What to produce - Note each line of the listing that contains the string "title", and copy it.

Material to process -
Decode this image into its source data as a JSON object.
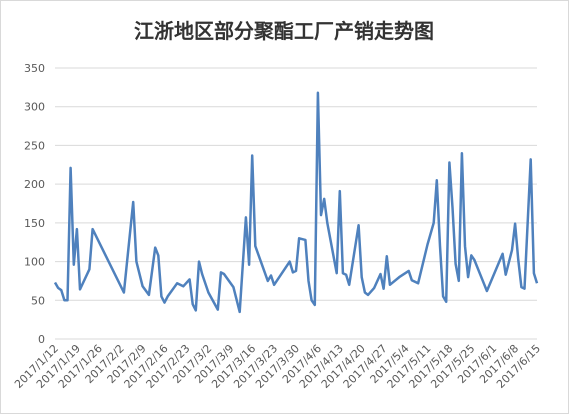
{
  "chart_data": {
    "type": "line",
    "title": "江浙地区部分聚酯工厂产销走势图",
    "x": [
      "2017/1/12",
      "2017/1/13",
      "2017/1/14",
      "2017/1/15",
      "2017/1/16",
      "2017/1/17",
      "2017/1/18",
      "2017/1/19",
      "2017/1/20",
      "2017/1/23",
      "2017/1/24",
      "2017/2/3",
      "2017/2/6",
      "2017/2/7",
      "2017/2/9",
      "2017/2/11",
      "2017/2/13",
      "2017/2/14",
      "2017/2/15",
      "2017/2/16",
      "2017/2/17",
      "2017/2/20",
      "2017/2/22",
      "2017/2/24",
      "2017/2/25",
      "2017/2/26",
      "2017/2/27",
      "2017/2/28",
      "2017/3/2",
      "2017/3/5",
      "2017/3/6",
      "2017/3/7",
      "2017/3/10",
      "2017/3/12",
      "2017/3/14",
      "2017/3/15",
      "2017/3/16",
      "2017/3/17",
      "2017/3/21",
      "2017/3/22",
      "2017/3/23",
      "2017/3/28",
      "2017/3/29",
      "2017/3/30",
      "2017/3/31",
      "2017/4/2",
      "2017/4/3",
      "2017/4/4",
      "2017/4/5",
      "2017/4/6",
      "2017/4/7",
      "2017/4/8",
      "2017/4/9",
      "2017/4/12",
      "2017/4/13",
      "2017/4/14",
      "2017/4/15",
      "2017/4/16",
      "2017/4/19",
      "2017/4/20",
      "2017/4/21",
      "2017/4/22",
      "2017/4/24",
      "2017/4/26",
      "2017/4/27",
      "2017/4/28",
      "2017/4/29",
      "2017/5/2",
      "2017/5/5",
      "2017/5/6",
      "2017/5/8",
      "2017/5/11",
      "2017/5/13",
      "2017/5/14",
      "2017/5/15",
      "2017/5/16",
      "2017/5/17",
      "2017/5/18",
      "2017/5/19",
      "2017/5/20",
      "2017/5/21",
      "2017/5/22",
      "2017/5/23",
      "2017/5/24",
      "2017/5/25",
      "2017/5/26",
      "2017/5/29",
      "2017/5/30",
      "2017/6/4",
      "2017/6/5",
      "2017/6/7",
      "2017/6/8",
      "2017/6/9",
      "2017/6/10",
      "2017/6/11",
      "2017/6/13",
      "2017/6/14",
      "2017/6/15"
    ],
    "series": [
      {
        "color": "#4f81bd",
        "values": [
          73,
          66,
          63,
          50,
          50,
          221,
          96,
          142,
          64,
          90,
          142,
          60,
          177,
          100,
          68,
          57,
          118,
          108,
          55,
          47,
          55,
          72,
          68,
          77,
          45,
          37,
          100,
          84,
          60,
          38,
          86,
          84,
          67,
          35,
          157,
          96,
          237,
          120,
          75,
          82,
          70,
          100,
          86,
          88,
          130,
          128,
          75,
          50,
          44,
          318,
          160,
          181,
          150,
          85,
          191,
          85,
          83,
          70,
          147,
          80,
          60,
          57,
          66,
          84,
          65,
          107,
          70,
          80,
          88,
          76,
          72,
          122,
          150,
          205,
          120,
          55,
          48,
          228,
          170,
          97,
          75,
          240,
          120,
          80,
          108,
          102,
          72,
          62,
          110,
          83,
          115,
          149,
          103,
          67,
          65,
          232,
          85,
          72
        ]
      }
    ],
    "xlim": [
      "2017/1/12",
      "2017/6/15"
    ],
    "xticks": [
      "2017/1/12",
      "2017/1/19",
      "2017/1/26",
      "2017/2/2",
      "2017/2/9",
      "2017/2/16",
      "2017/2/23",
      "2017/3/2",
      "2017/3/9",
      "2017/3/16",
      "2017/3/23",
      "2017/3/30",
      "2017/4/6",
      "2017/4/13",
      "2017/4/20",
      "2017/4/27",
      "2017/5/4",
      "2017/5/11",
      "2017/5/18",
      "2017/5/25",
      "2017/6/1",
      "2017/6/8",
      "2017/6/15"
    ],
    "ylim": [
      0,
      350
    ],
    "yticks": [
      0,
      50,
      100,
      150,
      200,
      250,
      300,
      350
    ],
    "grid": true
  }
}
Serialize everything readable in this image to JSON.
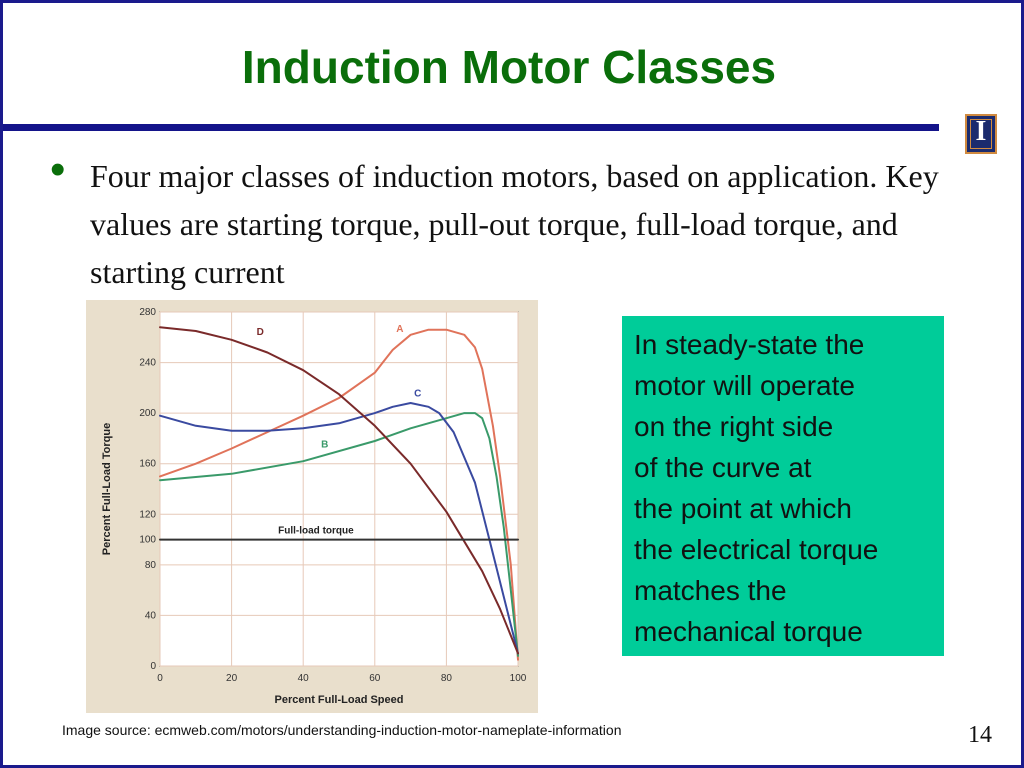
{
  "slide": {
    "title": "Induction Motor Classes",
    "bullet": "Four major classes of induction motors, based on application.  Key values are starting torque, pull-out torque, full-load torque, and starting current",
    "note_lines": [
      "In steady-state the",
      "motor will operate",
      "on the right side",
      "of the curve at",
      "the point at which",
      "the electrical torque",
      "matches the",
      "mechanical torque"
    ],
    "source": "Image source: ecmweb.com/motors/understanding-induction-motor-nameplate-information",
    "page_number": "14",
    "logo_glyph": "I",
    "colors": {
      "title": "#0a6e0a",
      "rule": "#14148a",
      "note_bg": "#00cc99"
    }
  },
  "chart_data": {
    "type": "line",
    "xlabel": "Percent Full-Load Speed",
    "ylabel": "Percent Full-Load Torque",
    "xlim": [
      0,
      100
    ],
    "ylim": [
      0,
      280
    ],
    "xticks": [
      0,
      20,
      40,
      60,
      80,
      100
    ],
    "yticks": [
      0,
      40,
      80,
      100,
      120,
      160,
      200,
      240,
      280
    ],
    "grid": true,
    "series": [
      {
        "name": "A",
        "color": "#e0735a",
        "x": [
          0,
          10,
          20,
          30,
          40,
          50,
          60,
          65,
          70,
          75,
          80,
          85,
          88,
          90,
          93,
          95,
          98,
          100
        ],
        "y": [
          150,
          160,
          172,
          185,
          198,
          212,
          232,
          250,
          262,
          266,
          266,
          262,
          252,
          235,
          190,
          150,
          80,
          5
        ]
      },
      {
        "name": "B",
        "color": "#3a9a6a",
        "x": [
          0,
          20,
          40,
          60,
          70,
          80,
          85,
          88,
          90,
          92,
          94,
          96,
          98,
          100
        ],
        "y": [
          147,
          152,
          162,
          178,
          188,
          196,
          200,
          200,
          196,
          180,
          150,
          110,
          60,
          8
        ]
      },
      {
        "name": "C",
        "color": "#3a4aa0",
        "x": [
          0,
          10,
          20,
          30,
          40,
          50,
          60,
          65,
          70,
          75,
          78,
          82,
          85,
          88,
          92,
          96,
          100
        ],
        "y": [
          198,
          190,
          186,
          186,
          188,
          192,
          200,
          205,
          208,
          205,
          200,
          185,
          165,
          145,
          100,
          55,
          10
        ]
      },
      {
        "name": "D",
        "color": "#7a2a2a",
        "x": [
          0,
          10,
          20,
          30,
          40,
          50,
          60,
          70,
          80,
          90,
          95,
          100
        ],
        "y": [
          268,
          265,
          258,
          248,
          234,
          215,
          190,
          160,
          122,
          75,
          45,
          10
        ]
      },
      {
        "name": "Full-load torque",
        "color": "#333333",
        "x": [
          0,
          100
        ],
        "y": [
          100,
          100
        ]
      }
    ],
    "labels": [
      {
        "text": "A",
        "x": 66,
        "y": 264,
        "color": "#e0735a"
      },
      {
        "text": "B",
        "x": 45,
        "y": 173,
        "color": "#3a9a6a"
      },
      {
        "text": "C",
        "x": 71,
        "y": 213,
        "color": "#3a4aa0"
      },
      {
        "text": "D",
        "x": 27,
        "y": 262,
        "color": "#7a2a2a"
      },
      {
        "text": "Full-load torque",
        "x": 33,
        "y": 105,
        "color": "#222222"
      }
    ]
  }
}
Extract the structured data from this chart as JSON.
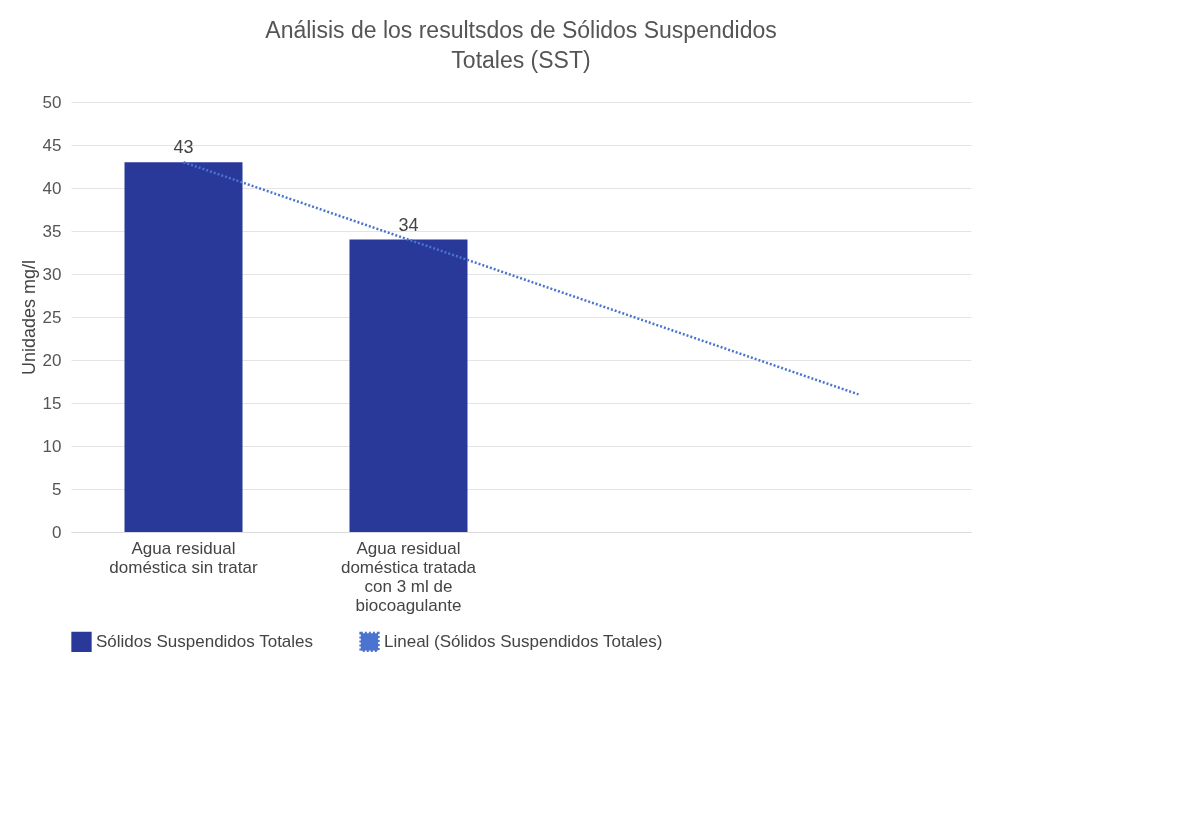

Solution to this task -
    "title": "江浙地区部分聚酯工厂产销走势图",
    "title": "Induction Motor Classes",
      "title": "#0a6e0a",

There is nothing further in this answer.